* PROBLEM REQUIREMENTS
Return all the data, word for word.

* Collection entries
========================
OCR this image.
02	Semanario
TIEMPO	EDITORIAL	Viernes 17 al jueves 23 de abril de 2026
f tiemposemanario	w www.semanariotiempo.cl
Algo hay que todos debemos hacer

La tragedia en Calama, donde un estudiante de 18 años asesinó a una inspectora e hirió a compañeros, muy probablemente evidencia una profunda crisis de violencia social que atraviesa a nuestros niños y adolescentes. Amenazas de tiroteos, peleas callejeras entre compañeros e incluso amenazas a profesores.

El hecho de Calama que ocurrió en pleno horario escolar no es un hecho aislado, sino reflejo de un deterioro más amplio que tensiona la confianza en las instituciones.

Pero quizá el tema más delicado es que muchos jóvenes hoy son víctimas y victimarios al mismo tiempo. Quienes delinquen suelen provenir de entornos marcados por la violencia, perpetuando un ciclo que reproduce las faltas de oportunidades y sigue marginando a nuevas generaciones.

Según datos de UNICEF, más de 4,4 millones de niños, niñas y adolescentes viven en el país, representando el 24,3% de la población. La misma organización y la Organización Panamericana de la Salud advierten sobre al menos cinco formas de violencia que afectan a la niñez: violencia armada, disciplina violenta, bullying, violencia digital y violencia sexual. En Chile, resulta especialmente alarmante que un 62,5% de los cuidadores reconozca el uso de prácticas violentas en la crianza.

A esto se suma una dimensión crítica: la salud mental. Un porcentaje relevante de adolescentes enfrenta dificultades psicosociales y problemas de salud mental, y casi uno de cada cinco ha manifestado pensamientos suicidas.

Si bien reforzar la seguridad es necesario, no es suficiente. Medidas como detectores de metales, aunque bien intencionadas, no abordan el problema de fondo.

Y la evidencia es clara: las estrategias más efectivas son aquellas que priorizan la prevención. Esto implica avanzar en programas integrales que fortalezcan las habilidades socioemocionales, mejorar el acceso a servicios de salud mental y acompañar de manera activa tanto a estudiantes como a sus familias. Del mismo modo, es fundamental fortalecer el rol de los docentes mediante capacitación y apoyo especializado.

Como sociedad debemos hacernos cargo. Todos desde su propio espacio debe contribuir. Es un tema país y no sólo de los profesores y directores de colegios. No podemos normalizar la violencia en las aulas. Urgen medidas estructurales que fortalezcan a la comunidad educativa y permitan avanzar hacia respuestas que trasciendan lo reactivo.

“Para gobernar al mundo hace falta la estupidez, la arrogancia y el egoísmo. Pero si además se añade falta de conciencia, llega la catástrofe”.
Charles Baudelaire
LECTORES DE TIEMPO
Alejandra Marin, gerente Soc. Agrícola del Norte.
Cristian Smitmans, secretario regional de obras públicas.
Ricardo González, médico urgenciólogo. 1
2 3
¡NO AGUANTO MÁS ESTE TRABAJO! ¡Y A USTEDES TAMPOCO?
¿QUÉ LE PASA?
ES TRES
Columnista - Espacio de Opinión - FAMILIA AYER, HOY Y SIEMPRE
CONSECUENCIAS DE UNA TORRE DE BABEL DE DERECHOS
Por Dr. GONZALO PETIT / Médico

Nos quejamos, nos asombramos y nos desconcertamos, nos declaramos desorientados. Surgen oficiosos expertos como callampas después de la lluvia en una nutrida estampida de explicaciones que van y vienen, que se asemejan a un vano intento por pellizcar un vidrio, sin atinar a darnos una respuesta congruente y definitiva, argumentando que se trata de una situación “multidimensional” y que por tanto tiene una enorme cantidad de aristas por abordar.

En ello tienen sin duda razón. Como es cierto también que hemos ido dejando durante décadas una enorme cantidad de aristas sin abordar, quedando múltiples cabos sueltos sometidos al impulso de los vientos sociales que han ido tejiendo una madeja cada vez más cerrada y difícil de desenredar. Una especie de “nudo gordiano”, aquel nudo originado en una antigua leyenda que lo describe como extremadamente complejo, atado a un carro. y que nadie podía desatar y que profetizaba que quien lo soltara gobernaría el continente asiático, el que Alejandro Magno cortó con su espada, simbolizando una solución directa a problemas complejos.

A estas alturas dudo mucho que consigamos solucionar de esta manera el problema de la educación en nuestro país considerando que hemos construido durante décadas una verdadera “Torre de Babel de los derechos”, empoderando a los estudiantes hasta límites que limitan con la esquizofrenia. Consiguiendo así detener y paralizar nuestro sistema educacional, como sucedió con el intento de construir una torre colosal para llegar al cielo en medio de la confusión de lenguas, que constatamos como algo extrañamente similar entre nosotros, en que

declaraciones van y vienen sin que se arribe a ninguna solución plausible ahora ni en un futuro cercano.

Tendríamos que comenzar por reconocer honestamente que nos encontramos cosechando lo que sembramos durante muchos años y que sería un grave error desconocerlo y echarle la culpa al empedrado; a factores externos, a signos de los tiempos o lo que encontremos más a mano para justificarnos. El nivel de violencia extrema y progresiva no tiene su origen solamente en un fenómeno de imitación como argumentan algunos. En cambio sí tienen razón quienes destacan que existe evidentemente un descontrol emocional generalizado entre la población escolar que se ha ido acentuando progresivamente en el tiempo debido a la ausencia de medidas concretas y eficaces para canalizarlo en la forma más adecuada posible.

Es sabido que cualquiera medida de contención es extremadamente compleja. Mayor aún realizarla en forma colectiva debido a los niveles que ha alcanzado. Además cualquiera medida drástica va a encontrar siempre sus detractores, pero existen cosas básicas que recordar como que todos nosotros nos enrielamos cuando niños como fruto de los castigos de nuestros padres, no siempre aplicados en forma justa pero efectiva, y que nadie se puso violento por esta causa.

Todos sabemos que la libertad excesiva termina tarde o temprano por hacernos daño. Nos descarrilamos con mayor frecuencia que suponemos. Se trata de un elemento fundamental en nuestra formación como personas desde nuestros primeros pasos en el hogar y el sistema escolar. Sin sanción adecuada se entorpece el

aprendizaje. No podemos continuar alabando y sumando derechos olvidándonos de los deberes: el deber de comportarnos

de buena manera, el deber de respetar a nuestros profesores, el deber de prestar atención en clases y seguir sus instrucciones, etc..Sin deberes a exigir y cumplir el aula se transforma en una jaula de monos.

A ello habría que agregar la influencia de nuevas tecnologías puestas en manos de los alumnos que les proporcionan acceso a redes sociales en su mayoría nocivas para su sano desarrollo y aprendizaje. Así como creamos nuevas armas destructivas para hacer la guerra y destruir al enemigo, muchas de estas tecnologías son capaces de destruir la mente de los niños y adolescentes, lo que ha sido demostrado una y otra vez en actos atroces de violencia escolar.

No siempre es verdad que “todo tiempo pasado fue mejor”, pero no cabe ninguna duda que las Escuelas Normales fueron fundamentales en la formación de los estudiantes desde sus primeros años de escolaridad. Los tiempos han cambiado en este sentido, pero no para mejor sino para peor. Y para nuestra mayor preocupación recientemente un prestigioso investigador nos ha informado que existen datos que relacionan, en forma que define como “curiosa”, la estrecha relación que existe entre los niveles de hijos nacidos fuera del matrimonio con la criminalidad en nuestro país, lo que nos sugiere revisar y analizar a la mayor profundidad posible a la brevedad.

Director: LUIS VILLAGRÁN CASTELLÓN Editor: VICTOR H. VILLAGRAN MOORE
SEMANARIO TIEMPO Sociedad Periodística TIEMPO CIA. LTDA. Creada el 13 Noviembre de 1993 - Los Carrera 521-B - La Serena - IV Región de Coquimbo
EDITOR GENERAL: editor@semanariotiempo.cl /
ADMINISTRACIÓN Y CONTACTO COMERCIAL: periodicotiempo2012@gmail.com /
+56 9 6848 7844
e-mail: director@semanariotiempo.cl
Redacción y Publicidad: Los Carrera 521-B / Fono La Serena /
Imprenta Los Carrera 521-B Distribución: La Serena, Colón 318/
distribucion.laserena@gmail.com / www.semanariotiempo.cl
========================
* EXERCISE RESPONSE
OCR this image.
02	Semanario
TIEMPO	EDITORIAL	Viernes 17 al jueves 23 de abril de 2026
f tiemposemanario	w www.semanariotiempo.cl
Algo hay que todos debemos hacer

La tragedia en Calama, donde un estudiante de 18 años asesinó a una inspectora e hirió a compañeros, muy probablemente evidencia una profunda crisis de violencia social que atraviesa a nuestros niños y adolescentes. Amenazas de tiroteos, peleas callejeras entre compañeros e incluso amenazas a profesores.

El hecho de Calama que ocurrió en pleno horario escolar no es un hecho aislado, sino reflejo de un deterioro más amplio que tensiona la confianza en las instituciones.

Pero quizá el tema más delicado es que muchos jóvenes hoy son víctimas y victimarios al mismo tiempo. Quienes delinquen suelen provenir de entornos marcados por la violencia, perpetuando un ciclo que reproduce las faltas de oportunidades y sigue marginando a nuevas generaciones.

Según datos de UNICEF, más de 4,4 millones de niños, niñas y adolescentes viven en el país, representando el 24,3% de la población. La misma organización y la Organización Panamericana de la Salud advierten sobre al menos cinco formas de violencia que afectan a la niñez: violencia armada, disciplina violenta, bullying, violencia digital y violencia sexual. En Chile, resulta especialmente alarmante que un 62,5% de los cuidadores reconozca el uso de prácticas violentas en la crianza.

A esto se suma una dimensión crítica: la salud mental. Un porcentaje relevante de adolescentes enfrenta dificultades psicosociales y problemas de salud mental, y casi uno de cada cinco ha manifestado pensamientos suicidas.

Si bien reforzar la seguridad es necesario, no es suficiente. Medidas como detectores de metales, aunque bien intencionadas, no abordan el problema de fondo.

Y la evidencia es clara: las estrategias más efectivas son aquellas que priorizan la prevención. Esto implica avanzar en programas integrales que fortalezcan las habilidades socioemocionales, mejorar el acceso a servicios de salud mental y acompañar de manera activa tanto a estudiantes como a sus familias. Del mismo modo, es fundamental fortalecer el rol de los docentes mediante capacitación y apoyo especializado.

Como sociedad debemos hacernos cargo. Todos desde su propio espacio debe contribuir. Es un tema país y no sólo de los profesores y directores de colegios. No podemos normalizar la violencia en las aulas. Urgen medidas estructurales que fortalezcan a la comunidad educativa y permitan avanzar hacia respuestas que trasciendan lo reactivo.

“Para gobernar al mundo hace falta la estupidez, la arrogancia y el egoísmo. Pero si además se añade falta de conciencia, llega la catástrofe”.
Charles Baudelaire
LECTORES DE TIEMPO
Alejandra Marin, gerente Soc. Agrícola del Norte.
Cristian Smitmans, secretario regional de obras públicas.
Ricardo González, médico urgenciólogo. 1
2 3
¡NO AGUANTO MÁS ESTE TRABAJO! ¡Y A USTEDES TAMPOCO?
¿QUÉ LE PASA?
ES TRES
Columnista - Espacio de Opinión - FAMILIA AYER, HOY Y SIEMPRE
CONSECUENCIAS DE UNA TORRE DE BABEL DE DERECHOS
Por Dr. GONZALO PETIT / Médico

Nos quejamos, nos asombramos y nos desconcertamos, nos declaramos desorientados. Surgen oficiosos expertos como callampas después de la lluvia en una nutrida estampida de explicaciones que van y vienen, que se asemejan a un vano intento por pellizcar un vidrio, sin atinar a darnos una respuesta congruente y definitiva, argumentando que se trata de una situación “multidimensional” y que por tanto tiene una enorme cantidad de aristas por abordar.

En ello tienen sin duda razón. Como es cierto también que hemos ido dejando durante décadas una enorme cantidad de aristas sin abordar, quedando múltiples cabos sueltos sometidos al impulso de los vientos sociales que han ido tejiendo una madeja cada vez más cerrada y difícil de desenredar. Una especie de “nudo gordiano”, aquel nudo originado en una antigua leyenda que lo describe como extremadamente complejo, atado a un carro. y que nadie podía desatar y que profetizaba que quien lo soltara gobernaría el continente asiático, el que Alejandro Magno cortó con su espada, simbolizando una solución directa a problemas complejos.

A estas alturas dudo mucho que consigamos solucionar de esta manera el problema de la educación en nuestro país considerando que hemos construido durante décadas una verdadera “Torre de Babel de los derechos”, empoderando a los estudiantes hasta límites que limitan con la esquizofrenia. Consiguiendo así detener y paralizar nuestro sistema educacional, como sucedió con el intento de construir una torre colosal para llegar al cielo en medio de la confusión de lenguas, que constatamos como algo extrañamente similar entre nosotros, en que

declaraciones van y vienen sin que se arribe a ninguna solución plausible ahora ni en un futuro cercano.

Tendríamos que comenzar por reconocer honestamente que nos encontramos cosechando lo que sembramos durante muchos años y que sería un grave error desconocerlo y echarle la culpa al empedrado; a factores externos, a signos de los tiempos o lo que encontremos más a mano para justificarnos. El nivel de violencia extrema y progresiva no tiene su origen solamente en un fenómeno de imitación como argumentan algunos. En cambio sí tienen razón quienes destacan que existe evidentemente un descontrol emocional generalizado entre la población escolar que se ha ido acentuando progresivamente en el tiempo debido a la ausencia de medidas concretas y eficaces para canalizarlo en la forma más adecuada posible.

Es sabido que cualquiera medida de contención es extremadamente compleja. Mayor aún realizarla en forma colectiva debido a los niveles que ha alcanzado. Además cualquiera medida drástica va a encontrar siempre sus detractores, pero existen cosas básicas que recordar como que todos nosotros nos enrielamos cuando niños como fruto de los castigos de nuestros padres, no siempre aplicados en forma justa pero efectiva, y que nadie se puso violento por esta causa.

Todos sabemos que la libertad excesiva termina tarde o temprano por hacernos daño. Nos descarrilamos con mayor frecuencia que suponemos. Se trata de un elemento fundamental en nuestra formación como personas desde nuestros primeros pasos en el hogar y el sistema escolar. Sin sanción adecuada se entorpece el

aprendizaje. No podemos continuar alabando y sumando derechos olvidándonos de los deberes: el deber de comportarnos

de buena manera, el deber de respetar a nuestros profesores, el deber de prestar atención en clases y seguir sus instrucciones, etc..Sin deberes a exigir y cumplir el aula se transforma en una jaula de monos.

A ello habría que agregar la influencia de nuevas tecnologías puestas en manos de los alumnos que les proporcionan acceso a redes sociales en su mayoría nocivas para su sano desarrollo y aprendizaje. Así como creamos nuevas armas destructivas para hacer la guerra y destruir al enemigo, muchas de estas tecnologías son capaces de destruir la mente de los niños y adolescentes, lo que ha sido demostrado una y otra vez en actos atroces de violencia escolar.

No siempre es verdad que “todo tiempo pasado fue mejor”, pero no cabe ninguna duda que las Escuelas Normales fueron fundamentales en la formación de los estudiantes desde sus primeros años de escolaridad. Los tiempos han cambiado en este sentido, pero no para mejor sino para peor. Y para nuestra mayor preocupación recientemente un prestigioso investigador nos ha informado que existen datos que relacionan, en forma que define como “curiosa”, la estrecha relación que existe entre los niveles de hijos nacidos fuera del matrimonio con la criminalidad en nuestro país, lo que nos sugiere revisar y analizar a la mayor profundidad posible a la brevedad.

Director: LUIS VILLAGRÁN CASTELLÓN Editor: VICTOR H. VILLAGRAN MOORE
SEMANARIO TIEMPO Sociedad Periodística TIEMPO CIA. LTDA. Creada el 13 Noviembre de 1993 - Los Carrera 521-B - La Serena - IV Región de Coquimbo
EDITOR GENERAL: editor@semanariotiempo.cl /
ADMINISTRACIÓN Y CONTACTO COMERCIAL: periodicotiempo2012@gmail.com /
+56 9 6848 7844
e-mail: director@semanariotiempo.cl
Redacción y Publicidad: Los Carrera 521-B / Fono La Serena /
Imprenta Los Carrera 521-B Distribución: La Serena, Colón 318/
distribucion.laserena@gmail.com / www.semanariotiempo.cl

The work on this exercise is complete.